**PROBLEM REQUIREMENTS:** Reproduce each of the following records verbatim, line by line, without any alteration.

● ● ● ● ● ● ●

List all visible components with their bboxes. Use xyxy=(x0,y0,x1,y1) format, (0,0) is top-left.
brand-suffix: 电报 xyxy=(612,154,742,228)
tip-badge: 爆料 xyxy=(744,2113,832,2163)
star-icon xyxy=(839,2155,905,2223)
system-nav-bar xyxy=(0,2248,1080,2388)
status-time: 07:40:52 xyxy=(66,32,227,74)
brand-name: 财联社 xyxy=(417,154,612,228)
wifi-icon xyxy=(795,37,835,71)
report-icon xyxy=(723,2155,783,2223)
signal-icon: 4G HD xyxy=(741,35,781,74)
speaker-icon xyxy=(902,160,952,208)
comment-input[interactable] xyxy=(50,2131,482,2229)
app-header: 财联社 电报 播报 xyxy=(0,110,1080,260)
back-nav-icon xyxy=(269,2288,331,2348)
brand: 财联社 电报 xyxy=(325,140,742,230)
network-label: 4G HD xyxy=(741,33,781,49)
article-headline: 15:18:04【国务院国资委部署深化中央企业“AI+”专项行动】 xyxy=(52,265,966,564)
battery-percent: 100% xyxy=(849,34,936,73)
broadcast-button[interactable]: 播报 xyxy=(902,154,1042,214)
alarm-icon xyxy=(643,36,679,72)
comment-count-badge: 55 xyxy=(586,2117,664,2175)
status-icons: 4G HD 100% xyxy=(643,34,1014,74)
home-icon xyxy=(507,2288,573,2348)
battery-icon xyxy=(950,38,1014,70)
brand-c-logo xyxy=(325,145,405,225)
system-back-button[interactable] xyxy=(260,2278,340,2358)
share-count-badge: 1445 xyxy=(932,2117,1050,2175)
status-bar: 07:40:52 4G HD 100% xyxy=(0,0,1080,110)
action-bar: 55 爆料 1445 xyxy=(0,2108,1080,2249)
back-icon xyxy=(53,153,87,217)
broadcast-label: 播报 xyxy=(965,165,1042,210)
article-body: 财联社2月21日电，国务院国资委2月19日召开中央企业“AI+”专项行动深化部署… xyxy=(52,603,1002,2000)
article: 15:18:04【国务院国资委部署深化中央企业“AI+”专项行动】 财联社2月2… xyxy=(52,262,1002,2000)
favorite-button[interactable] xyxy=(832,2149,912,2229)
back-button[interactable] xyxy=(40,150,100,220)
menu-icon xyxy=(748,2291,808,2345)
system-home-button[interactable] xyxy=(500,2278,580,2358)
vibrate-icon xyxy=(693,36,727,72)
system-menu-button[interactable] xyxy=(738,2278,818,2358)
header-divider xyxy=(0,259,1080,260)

● ● ● ● ● ● ●

**EXERCISE OUTPUT:**
List all visible components with their bboxes. Use xyxy=(x0,y0,x1,y1) format, (0,0) is top-left.
brand-suffix: 电报 xyxy=(612,154,742,228)
tip-badge: 爆料 xyxy=(744,2113,832,2163)
star-icon xyxy=(839,2155,905,2223)
system-nav-bar xyxy=(0,2248,1080,2388)
status-time: 07:40:52 xyxy=(66,32,227,74)
brand-name: 财联社 xyxy=(417,154,612,228)
wifi-icon xyxy=(795,37,835,71)
report-icon xyxy=(723,2155,783,2223)
signal-icon: 4G HD xyxy=(741,35,781,74)
speaker-icon xyxy=(902,160,952,208)
comment-input[interactable] xyxy=(50,2131,482,2229)
app-header: 财联社 电报 播报 xyxy=(0,110,1080,260)
back-nav-icon xyxy=(269,2288,331,2348)
brand: 财联社 电报 xyxy=(325,140,742,230)
network-label: 4G HD xyxy=(741,33,781,49)
article-headline: 15:18:04【国务院国资委部署深化中央企业“AI+”专项行动】 xyxy=(52,265,966,564)
battery-percent: 100% xyxy=(849,34,936,73)
broadcast-button[interactable]: 播报 xyxy=(902,154,1042,214)
alarm-icon xyxy=(643,36,679,72)
comment-count-badge: 55 xyxy=(586,2117,664,2175)
status-icons: 4G HD 100% xyxy=(643,34,1014,74)
home-icon xyxy=(507,2288,573,2348)
battery-icon xyxy=(950,38,1014,70)
brand-c-logo xyxy=(325,145,405,225)
system-back-button[interactable] xyxy=(260,2278,340,2358)
share-count-badge: 1445 xyxy=(932,2117,1050,2175)
status-bar: 07:40:52 4G HD 100% xyxy=(0,0,1080,110)
action-bar: 55 爆料 1445 xyxy=(0,2108,1080,2249)
back-icon xyxy=(53,153,87,217)
broadcast-label: 播报 xyxy=(965,165,1042,210)
article-body: 财联社2月21日电，国务院国资委2月19日召开中央企业“AI+”专项行动深化部署… xyxy=(52,603,1002,2000)
article: 15:18:04【国务院国资委部署深化中央企业“AI+”专项行动】 财联社2月2… xyxy=(52,262,1002,2000)
favorite-button[interactable] xyxy=(832,2149,912,2229)
back-button[interactable] xyxy=(40,150,100,220)
menu-icon xyxy=(748,2291,808,2345)
system-home-button[interactable] xyxy=(500,2278,580,2358)
vibrate-icon xyxy=(693,36,727,72)
system-menu-button[interactable] xyxy=(738,2278,818,2358)
header-divider xyxy=(0,259,1080,260)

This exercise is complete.